### Problem details
Transcribe the lines that begin at the one containing "action-center-icon[interactable]: 1 (984, 738, 1005, 758)" and stop after the one containing "search-internet-link[interactable]: Search the". Which lines are they, copied word for word?

───── Stored data

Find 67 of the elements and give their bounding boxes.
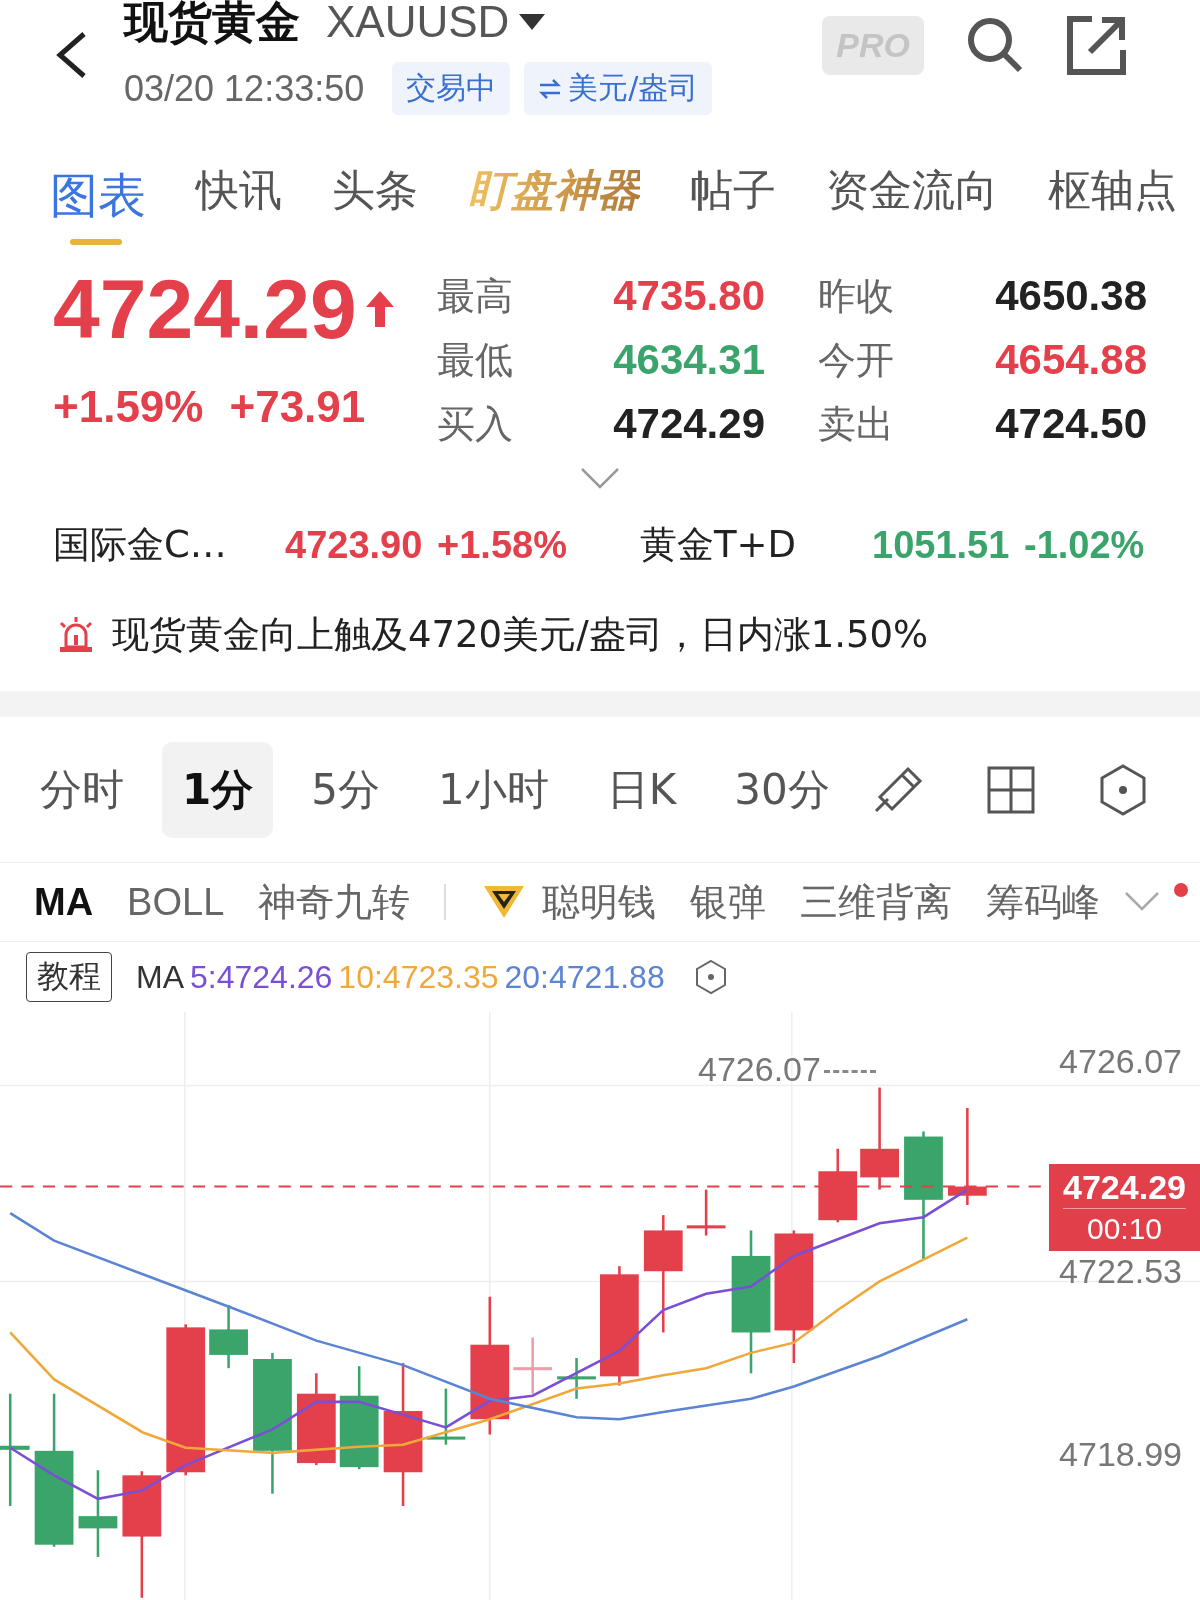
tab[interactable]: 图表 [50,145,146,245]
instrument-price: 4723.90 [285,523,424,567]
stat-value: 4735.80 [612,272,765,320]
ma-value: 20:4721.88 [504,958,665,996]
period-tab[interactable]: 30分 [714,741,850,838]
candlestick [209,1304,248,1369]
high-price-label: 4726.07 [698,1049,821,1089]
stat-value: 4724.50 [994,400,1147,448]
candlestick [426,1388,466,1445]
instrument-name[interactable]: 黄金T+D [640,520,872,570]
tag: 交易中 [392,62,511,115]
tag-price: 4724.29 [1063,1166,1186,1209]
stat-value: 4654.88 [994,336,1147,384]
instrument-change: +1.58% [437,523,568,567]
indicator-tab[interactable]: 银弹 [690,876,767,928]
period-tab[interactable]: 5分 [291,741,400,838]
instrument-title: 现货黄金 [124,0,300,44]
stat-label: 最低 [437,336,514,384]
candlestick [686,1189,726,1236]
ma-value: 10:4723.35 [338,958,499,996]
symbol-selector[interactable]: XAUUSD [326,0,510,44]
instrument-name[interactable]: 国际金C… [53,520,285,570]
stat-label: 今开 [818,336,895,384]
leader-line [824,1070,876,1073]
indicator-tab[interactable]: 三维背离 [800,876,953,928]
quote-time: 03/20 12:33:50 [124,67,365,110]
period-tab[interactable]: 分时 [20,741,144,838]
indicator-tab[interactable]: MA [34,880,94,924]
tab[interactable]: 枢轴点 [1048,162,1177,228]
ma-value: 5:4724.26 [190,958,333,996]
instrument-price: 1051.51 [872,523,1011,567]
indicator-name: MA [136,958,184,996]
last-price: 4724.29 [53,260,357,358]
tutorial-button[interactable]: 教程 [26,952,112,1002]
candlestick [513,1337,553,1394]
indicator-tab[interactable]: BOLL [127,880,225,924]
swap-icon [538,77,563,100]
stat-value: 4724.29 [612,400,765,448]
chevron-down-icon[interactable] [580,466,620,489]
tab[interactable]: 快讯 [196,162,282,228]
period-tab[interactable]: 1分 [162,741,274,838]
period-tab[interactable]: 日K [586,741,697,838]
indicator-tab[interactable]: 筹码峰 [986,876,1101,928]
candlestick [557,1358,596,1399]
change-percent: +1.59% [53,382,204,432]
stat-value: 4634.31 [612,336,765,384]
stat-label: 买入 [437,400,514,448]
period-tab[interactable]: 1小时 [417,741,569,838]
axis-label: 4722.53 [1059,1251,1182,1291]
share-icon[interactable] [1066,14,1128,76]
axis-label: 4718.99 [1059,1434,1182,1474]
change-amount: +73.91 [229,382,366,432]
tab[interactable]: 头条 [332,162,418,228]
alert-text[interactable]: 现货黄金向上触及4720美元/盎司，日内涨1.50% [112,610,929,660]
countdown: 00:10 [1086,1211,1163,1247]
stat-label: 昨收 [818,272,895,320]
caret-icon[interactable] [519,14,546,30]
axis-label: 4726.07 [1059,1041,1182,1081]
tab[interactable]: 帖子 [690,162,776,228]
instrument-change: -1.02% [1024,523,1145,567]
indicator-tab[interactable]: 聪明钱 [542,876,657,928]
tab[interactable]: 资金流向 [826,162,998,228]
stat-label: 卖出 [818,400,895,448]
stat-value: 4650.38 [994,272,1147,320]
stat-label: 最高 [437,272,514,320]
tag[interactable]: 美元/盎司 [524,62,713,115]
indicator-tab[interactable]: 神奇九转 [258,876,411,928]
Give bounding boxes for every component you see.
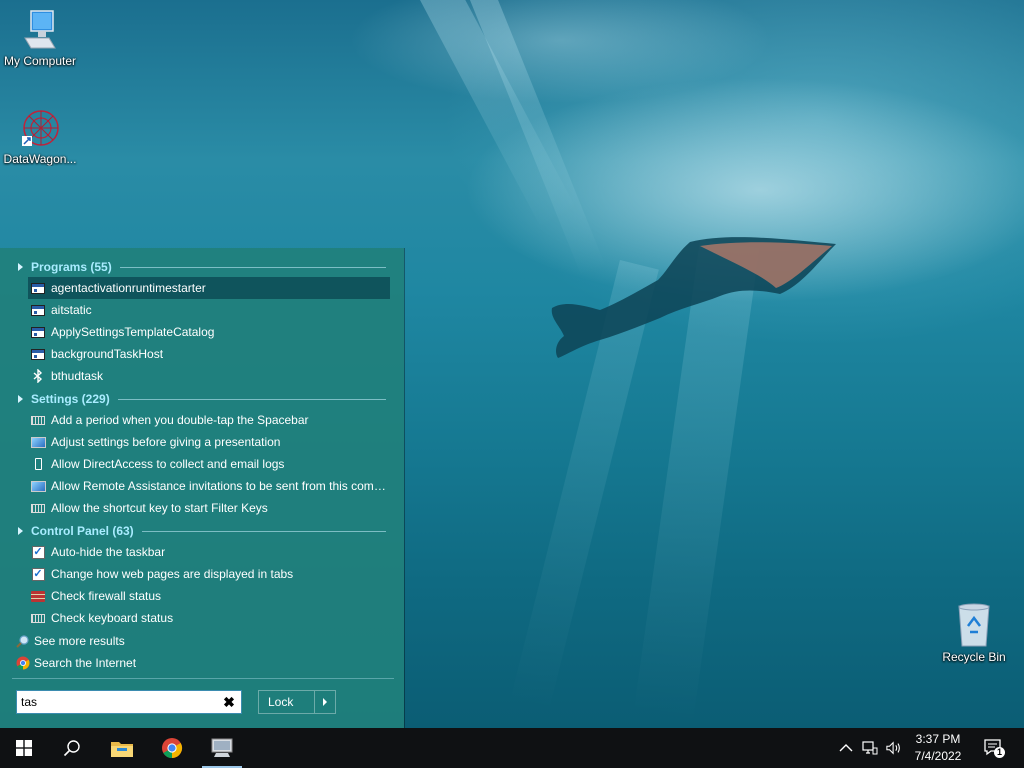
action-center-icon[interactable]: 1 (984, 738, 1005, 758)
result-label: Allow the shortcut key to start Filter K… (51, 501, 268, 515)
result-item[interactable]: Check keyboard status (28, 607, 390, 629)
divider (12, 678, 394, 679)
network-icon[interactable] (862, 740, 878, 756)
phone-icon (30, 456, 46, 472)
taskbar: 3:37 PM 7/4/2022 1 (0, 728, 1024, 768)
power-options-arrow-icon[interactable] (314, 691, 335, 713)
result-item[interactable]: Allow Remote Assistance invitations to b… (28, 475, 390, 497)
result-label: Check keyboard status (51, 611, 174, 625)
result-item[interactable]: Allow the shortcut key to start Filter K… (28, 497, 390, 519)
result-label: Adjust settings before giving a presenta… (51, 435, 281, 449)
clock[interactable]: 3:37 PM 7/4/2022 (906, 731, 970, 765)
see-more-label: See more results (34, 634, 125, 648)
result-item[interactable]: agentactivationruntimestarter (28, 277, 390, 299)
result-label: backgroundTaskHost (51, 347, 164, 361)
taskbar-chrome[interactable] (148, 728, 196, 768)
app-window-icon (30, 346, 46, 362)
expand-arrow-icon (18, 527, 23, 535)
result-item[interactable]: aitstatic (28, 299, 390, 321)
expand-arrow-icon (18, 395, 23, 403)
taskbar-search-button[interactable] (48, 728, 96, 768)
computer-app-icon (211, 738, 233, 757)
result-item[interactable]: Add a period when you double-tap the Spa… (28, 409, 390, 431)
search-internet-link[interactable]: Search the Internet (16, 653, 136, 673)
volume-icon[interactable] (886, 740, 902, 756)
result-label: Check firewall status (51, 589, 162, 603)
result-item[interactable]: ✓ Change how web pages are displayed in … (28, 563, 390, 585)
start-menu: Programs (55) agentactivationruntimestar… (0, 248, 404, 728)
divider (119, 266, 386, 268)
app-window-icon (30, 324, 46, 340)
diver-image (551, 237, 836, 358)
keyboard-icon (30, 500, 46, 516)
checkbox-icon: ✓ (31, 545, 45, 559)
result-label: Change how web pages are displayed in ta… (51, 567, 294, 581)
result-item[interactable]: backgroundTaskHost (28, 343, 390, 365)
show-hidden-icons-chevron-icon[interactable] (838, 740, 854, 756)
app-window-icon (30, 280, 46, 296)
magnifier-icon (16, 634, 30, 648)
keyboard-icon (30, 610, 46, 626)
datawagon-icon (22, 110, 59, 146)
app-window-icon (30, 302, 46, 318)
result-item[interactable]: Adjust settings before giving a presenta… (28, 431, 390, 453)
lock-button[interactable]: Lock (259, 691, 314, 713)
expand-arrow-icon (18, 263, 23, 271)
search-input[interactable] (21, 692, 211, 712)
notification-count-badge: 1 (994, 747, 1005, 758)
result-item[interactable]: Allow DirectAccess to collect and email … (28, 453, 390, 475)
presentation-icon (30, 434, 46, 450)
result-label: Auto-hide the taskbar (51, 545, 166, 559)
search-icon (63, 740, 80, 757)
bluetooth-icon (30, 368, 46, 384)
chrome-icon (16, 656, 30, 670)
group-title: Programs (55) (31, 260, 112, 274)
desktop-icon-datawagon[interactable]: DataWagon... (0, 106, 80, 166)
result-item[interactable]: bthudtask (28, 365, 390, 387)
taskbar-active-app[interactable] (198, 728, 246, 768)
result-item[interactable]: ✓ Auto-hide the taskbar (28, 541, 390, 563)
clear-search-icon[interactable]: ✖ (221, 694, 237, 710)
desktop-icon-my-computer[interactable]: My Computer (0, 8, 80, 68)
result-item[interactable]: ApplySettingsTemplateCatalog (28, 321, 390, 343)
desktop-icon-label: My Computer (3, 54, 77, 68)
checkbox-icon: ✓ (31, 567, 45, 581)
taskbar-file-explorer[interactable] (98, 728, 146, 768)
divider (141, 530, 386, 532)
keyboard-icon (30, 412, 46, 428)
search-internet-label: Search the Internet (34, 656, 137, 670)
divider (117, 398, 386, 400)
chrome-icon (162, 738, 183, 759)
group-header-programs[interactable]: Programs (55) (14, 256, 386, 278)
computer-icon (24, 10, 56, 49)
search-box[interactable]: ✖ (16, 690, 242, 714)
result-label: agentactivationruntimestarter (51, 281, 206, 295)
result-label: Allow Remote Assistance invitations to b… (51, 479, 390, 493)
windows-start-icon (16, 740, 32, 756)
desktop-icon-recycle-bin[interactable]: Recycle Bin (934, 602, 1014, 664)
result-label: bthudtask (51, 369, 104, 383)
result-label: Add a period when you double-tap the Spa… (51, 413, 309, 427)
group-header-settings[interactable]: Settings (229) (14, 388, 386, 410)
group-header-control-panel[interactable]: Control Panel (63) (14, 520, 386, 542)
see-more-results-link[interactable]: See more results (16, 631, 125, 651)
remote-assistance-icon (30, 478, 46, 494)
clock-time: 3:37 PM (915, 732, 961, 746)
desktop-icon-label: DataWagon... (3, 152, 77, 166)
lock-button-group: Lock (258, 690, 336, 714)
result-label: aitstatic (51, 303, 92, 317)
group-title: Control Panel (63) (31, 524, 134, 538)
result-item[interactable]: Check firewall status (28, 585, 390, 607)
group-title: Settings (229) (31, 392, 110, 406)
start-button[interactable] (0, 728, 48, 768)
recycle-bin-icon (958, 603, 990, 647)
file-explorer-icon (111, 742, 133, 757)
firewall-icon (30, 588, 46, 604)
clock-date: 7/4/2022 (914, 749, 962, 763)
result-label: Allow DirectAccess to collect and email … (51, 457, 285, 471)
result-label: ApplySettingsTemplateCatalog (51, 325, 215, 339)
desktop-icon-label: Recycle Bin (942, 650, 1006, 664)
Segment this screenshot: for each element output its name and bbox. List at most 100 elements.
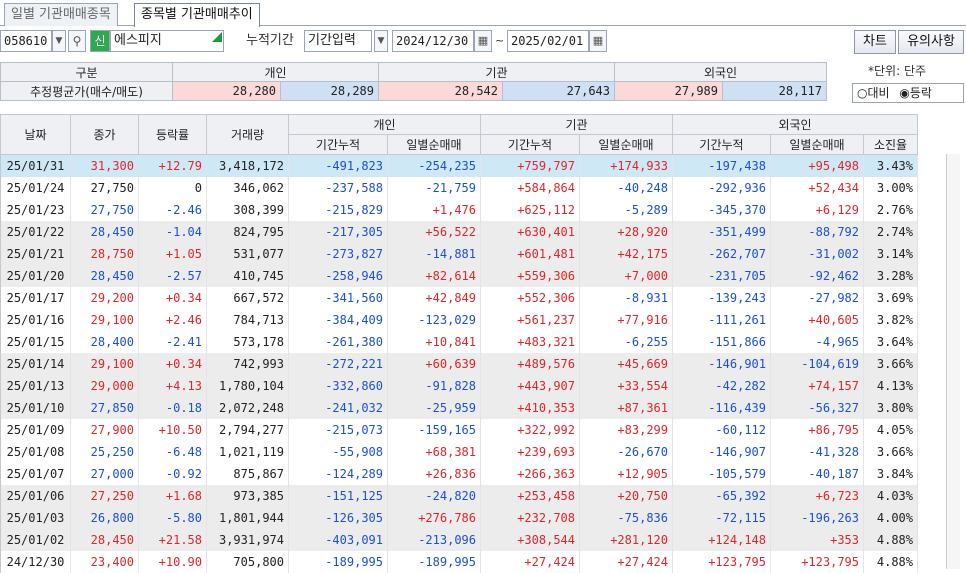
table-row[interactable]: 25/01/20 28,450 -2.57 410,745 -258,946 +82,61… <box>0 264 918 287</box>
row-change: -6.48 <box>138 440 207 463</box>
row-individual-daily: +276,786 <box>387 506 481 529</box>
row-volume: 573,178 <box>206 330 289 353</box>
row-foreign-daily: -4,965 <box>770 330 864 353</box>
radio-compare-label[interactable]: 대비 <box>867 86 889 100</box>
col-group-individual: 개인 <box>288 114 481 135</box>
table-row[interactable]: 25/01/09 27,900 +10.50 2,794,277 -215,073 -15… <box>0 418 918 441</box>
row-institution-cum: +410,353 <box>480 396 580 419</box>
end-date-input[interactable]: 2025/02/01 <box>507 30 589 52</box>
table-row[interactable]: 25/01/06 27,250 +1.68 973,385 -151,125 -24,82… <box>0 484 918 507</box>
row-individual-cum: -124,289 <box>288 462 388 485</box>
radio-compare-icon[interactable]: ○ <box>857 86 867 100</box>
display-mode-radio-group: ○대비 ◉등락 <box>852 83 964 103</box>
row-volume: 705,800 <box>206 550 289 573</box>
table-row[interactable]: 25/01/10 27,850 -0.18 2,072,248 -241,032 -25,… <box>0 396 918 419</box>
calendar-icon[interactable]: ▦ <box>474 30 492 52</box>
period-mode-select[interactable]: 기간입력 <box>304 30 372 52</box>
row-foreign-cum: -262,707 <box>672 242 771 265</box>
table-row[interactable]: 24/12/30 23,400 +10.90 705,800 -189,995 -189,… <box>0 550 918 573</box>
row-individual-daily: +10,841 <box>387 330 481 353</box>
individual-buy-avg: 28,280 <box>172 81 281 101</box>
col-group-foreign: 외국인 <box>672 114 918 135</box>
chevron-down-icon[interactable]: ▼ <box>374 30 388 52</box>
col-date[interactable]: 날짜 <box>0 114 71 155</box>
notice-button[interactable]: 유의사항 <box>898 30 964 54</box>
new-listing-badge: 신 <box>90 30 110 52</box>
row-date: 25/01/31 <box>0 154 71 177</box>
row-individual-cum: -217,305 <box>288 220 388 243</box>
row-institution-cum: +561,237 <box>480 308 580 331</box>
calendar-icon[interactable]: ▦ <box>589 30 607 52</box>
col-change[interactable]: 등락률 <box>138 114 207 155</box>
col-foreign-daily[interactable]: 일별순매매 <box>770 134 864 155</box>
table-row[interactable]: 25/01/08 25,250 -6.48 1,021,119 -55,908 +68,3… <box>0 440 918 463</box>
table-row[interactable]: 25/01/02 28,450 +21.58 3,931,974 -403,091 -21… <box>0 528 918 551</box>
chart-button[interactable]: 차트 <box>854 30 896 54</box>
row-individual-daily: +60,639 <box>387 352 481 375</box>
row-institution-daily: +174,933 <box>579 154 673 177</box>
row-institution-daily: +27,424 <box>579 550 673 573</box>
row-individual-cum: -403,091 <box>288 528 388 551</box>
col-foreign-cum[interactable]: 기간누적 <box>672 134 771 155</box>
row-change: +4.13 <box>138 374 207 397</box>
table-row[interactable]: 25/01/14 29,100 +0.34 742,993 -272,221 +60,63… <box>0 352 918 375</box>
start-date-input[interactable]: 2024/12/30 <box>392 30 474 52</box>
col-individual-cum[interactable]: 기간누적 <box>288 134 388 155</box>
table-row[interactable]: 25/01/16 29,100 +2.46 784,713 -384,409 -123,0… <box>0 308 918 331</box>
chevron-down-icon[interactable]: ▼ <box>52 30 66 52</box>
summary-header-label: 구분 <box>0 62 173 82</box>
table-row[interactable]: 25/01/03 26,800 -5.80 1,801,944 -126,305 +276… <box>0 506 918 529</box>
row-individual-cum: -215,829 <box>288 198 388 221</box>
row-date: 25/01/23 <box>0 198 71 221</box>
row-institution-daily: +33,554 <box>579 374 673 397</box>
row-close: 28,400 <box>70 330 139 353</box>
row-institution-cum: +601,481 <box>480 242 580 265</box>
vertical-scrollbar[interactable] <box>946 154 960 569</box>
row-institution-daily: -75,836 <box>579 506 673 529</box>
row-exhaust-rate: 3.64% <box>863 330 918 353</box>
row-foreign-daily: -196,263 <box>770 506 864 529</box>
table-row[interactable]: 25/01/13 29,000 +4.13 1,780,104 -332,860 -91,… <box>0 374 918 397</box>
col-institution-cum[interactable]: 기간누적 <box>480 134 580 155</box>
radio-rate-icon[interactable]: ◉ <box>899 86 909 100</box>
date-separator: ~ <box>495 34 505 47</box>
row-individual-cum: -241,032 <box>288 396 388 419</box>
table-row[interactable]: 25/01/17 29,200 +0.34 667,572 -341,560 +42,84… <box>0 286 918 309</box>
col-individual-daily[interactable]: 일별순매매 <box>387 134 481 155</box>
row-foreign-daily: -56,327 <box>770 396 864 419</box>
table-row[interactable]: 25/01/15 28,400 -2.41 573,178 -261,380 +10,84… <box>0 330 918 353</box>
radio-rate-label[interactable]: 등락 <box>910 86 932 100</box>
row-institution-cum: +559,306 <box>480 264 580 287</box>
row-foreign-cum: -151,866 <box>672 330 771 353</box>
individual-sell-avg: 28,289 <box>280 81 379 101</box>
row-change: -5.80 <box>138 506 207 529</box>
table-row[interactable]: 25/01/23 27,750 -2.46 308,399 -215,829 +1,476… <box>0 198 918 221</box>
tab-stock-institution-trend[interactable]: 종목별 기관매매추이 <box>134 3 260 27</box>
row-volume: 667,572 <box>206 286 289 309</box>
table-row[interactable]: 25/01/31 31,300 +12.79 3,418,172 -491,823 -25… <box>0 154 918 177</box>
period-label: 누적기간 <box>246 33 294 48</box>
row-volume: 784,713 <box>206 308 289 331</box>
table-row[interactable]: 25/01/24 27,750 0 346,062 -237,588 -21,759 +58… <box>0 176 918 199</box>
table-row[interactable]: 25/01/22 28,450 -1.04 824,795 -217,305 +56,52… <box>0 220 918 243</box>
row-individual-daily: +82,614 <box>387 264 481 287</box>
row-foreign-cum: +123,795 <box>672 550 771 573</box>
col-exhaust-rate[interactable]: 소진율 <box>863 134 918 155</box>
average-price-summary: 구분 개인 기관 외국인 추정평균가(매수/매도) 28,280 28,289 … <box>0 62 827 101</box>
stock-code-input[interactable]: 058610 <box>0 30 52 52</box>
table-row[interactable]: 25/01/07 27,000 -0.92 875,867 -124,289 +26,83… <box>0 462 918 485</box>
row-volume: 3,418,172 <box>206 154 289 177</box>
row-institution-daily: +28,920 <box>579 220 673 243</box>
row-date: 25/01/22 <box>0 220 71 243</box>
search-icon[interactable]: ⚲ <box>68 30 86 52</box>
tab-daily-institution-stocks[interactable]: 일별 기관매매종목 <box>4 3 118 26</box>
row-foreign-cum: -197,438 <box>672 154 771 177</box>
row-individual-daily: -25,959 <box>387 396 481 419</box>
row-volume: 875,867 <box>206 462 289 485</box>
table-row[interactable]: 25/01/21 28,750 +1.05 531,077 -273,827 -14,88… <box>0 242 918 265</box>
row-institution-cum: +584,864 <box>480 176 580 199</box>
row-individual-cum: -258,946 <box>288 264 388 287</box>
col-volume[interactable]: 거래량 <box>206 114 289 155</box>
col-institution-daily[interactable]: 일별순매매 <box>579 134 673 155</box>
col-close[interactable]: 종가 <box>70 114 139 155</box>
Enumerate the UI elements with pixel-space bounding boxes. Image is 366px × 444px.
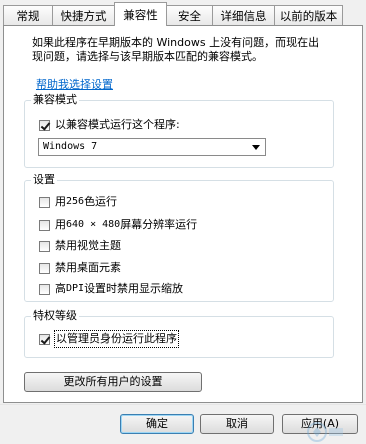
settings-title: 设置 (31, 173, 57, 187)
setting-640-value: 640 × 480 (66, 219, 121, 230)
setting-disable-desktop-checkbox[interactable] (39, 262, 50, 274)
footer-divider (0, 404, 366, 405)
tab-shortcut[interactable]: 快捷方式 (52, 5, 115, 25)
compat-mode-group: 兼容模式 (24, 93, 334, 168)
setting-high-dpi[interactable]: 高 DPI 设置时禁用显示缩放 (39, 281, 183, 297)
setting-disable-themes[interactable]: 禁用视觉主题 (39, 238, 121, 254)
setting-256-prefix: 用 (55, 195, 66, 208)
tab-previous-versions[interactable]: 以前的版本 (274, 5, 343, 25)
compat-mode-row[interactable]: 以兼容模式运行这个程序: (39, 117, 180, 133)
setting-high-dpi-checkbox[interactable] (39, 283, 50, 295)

──────────

### Result of this task
action-center-icon[interactable]: 1 (984, 738, 1005, 758)
result-label: Allow the shortcut key to start Filter K… (51, 501, 268, 515)
result-item[interactable]: Check keyboard status (28, 607, 390, 629)
divider (12, 678, 394, 679)
network-icon[interactable] (862, 740, 878, 756)
phone-icon (30, 456, 46, 472)
taskbar: 3:37 PM 7/4/2022 1 (0, 728, 1024, 768)
power-options-arrow-icon[interactable] (314, 691, 335, 713)
result-item[interactable]: Allow Remote Assistance invitations to b… (28, 475, 390, 497)
result-label: Check keyboard status (51, 611, 174, 625)
result-item[interactable]: Allow the shortcut key to start Filter K… (28, 497, 390, 519)
result-label: Adjust settings before giving a presenta… (51, 435, 281, 449)
clock[interactable]: 3:37 PM 7/4/2022 (906, 731, 970, 765)
see-more-label: See more results (34, 634, 125, 648)
result-item[interactable]: agentactivationruntimestarter (28, 277, 390, 299)
result-label: backgroundTaskHost (51, 347, 164, 361)
taskbar-chrome[interactable] (148, 728, 196, 768)
app-window-icon (30, 346, 46, 362)
expand-arrow-icon (18, 527, 23, 535)
result-item[interactable]: aitstatic (28, 299, 390, 321)
expand-arrow-icon (18, 395, 23, 403)
taskbar-search-button[interactable] (48, 728, 96, 768)
computer-app-icon (211, 738, 233, 757)
result-item[interactable]: Add a period when you double-tap the Spa… (28, 409, 390, 431)
search-internet-link[interactable]: Search the Internet (16, 653, 136, 673)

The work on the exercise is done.